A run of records
- - -

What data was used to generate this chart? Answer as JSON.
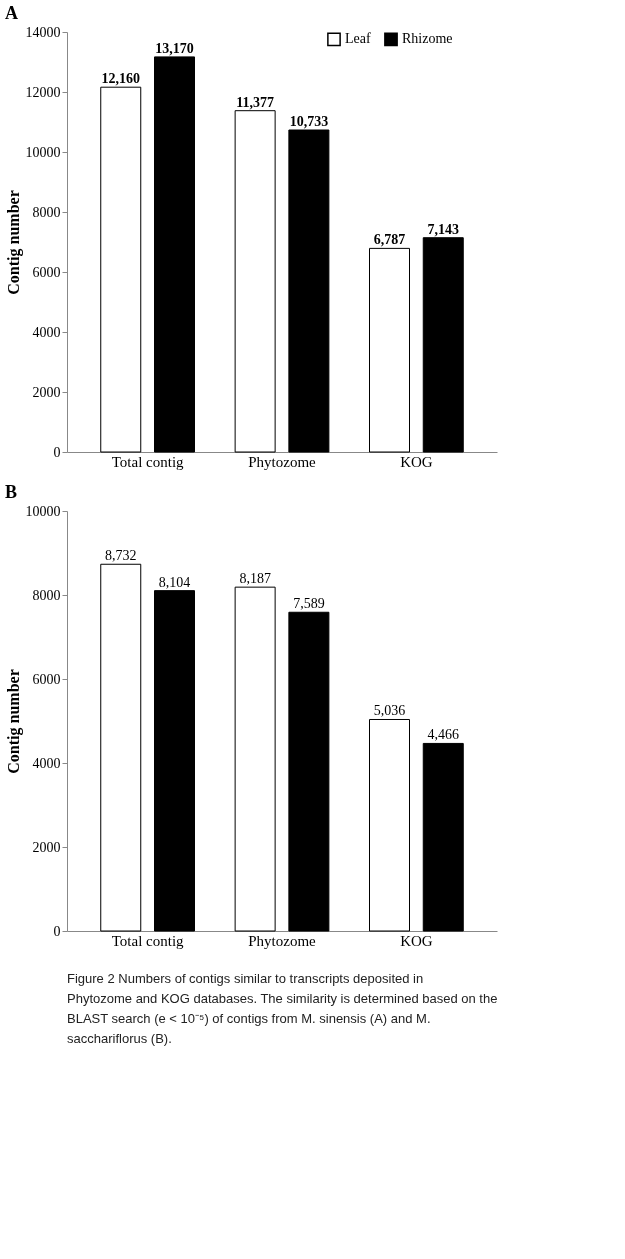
{
  "chart_data": [
    {
      "type": "bar",
      "title": "A",
      "ylabel": "Contig number",
      "categories": [
        "Total contig",
        "Phytozome",
        "KOG"
      ],
      "series": [
        {
          "name": "Leaf",
          "color": "#ffffff",
          "values": [
            12160,
            11377,
            6787
          ],
          "value_labels": [
            "12,160",
            "11,377",
            "6,787"
          ]
        },
        {
          "name": "Rhizome",
          "color": "#000000",
          "values": [
            13170,
            10733,
            7143
          ],
          "value_labels": [
            "13,170",
            "10,733",
            "7,143"
          ]
        }
      ],
      "ylim": [
        0,
        14000
      ],
      "yticks": [
        0,
        2000,
        4000,
        6000,
        8000,
        10000,
        12000,
        14000
      ],
      "grid": false,
      "legend": "top right"
    },
    {
      "type": "bar",
      "title": "B",
      "ylabel": "Contig number",
      "categories": [
        "Total contig",
        "Phytozome",
        "KOG"
      ],
      "series": [
        {
          "name": "Leaf",
          "color": "#ffffff",
          "values": [
            8732,
            8187,
            5036
          ],
          "value_labels": [
            "8,732",
            "8,187",
            "5,036"
          ]
        },
        {
          "name": "Rhizome",
          "color": "#000000",
          "values": [
            8104,
            7589,
            4466
          ],
          "value_labels": [
            "8,104",
            "7,589",
            "4,466"
          ]
        }
      ],
      "ylim": [
        0,
        10000
      ],
      "yticks": [
        0,
        2000,
        4000,
        6000,
        8000,
        10000
      ],
      "grid": false,
      "legend": false,
      "annotations": [
        "Figure 2 Numbers of contigs similar to transcripts deposited in Phytozome and KOG databases. The similarity is determined based on the BLAST search (e < 10⁻⁵) of contigs from M. sinensis (A) and M. sacchariflorus (B)."
      ]
    }
  ]
}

- - -

Exercise directions: Exclude all images and restate the records above word for word.

Solution to the exercise:
What data was used to generate this chart? Answer as JSON.
{
  "chart_data": [
    {
      "type": "bar",
      "title": "A",
      "ylabel": "Contig number",
      "categories": [
        "Total contig",
        "Phytozome",
        "KOG"
      ],
      "series": [
        {
          "name": "Leaf",
          "color": "#ffffff",
          "values": [
            12160,
            11377,
            6787
          ],
          "value_labels": [
            "12,160",
            "11,377",
            "6,787"
          ]
        },
        {
          "name": "Rhizome",
          "color": "#000000",
          "values": [
            13170,
            10733,
            7143
          ],
          "value_labels": [
            "13,170",
            "10,733",
            "7,143"
          ]
        }
      ],
      "ylim": [
        0,
        14000
      ],
      "yticks": [
        0,
        2000,
        4000,
        6000,
        8000,
        10000,
        12000,
        14000
      ],
      "grid": false,
      "legend": "top right"
    },
    {
      "type": "bar",
      "title": "B",
      "ylabel": "Contig number",
      "categories": [
        "Total contig",
        "Phytozome",
        "KOG"
      ],
      "series": [
        {
          "name": "Leaf",
          "color": "#ffffff",
          "values": [
            8732,
            8187,
            5036
          ],
          "value_labels": [
            "8,732",
            "8,187",
            "5,036"
          ]
        },
        {
          "name": "Rhizome",
          "color": "#000000",
          "values": [
            8104,
            7589,
            4466
          ],
          "value_labels": [
            "8,104",
            "7,589",
            "4,466"
          ]
        }
      ],
      "ylim": [
        0,
        10000
      ],
      "yticks": [
        0,
        2000,
        4000,
        6000,
        8000,
        10000
      ],
      "grid": false,
      "legend": false,
      "annotations": [
        "Figure 2 Numbers of contigs similar to transcripts deposited in Phytozome and KOG databases. The similarity is determined based on the BLAST search (e < 10⁻⁵) of contigs from M. sinensis (A) and M. sacchariflorus (B)."
      ]
    }
  ]
}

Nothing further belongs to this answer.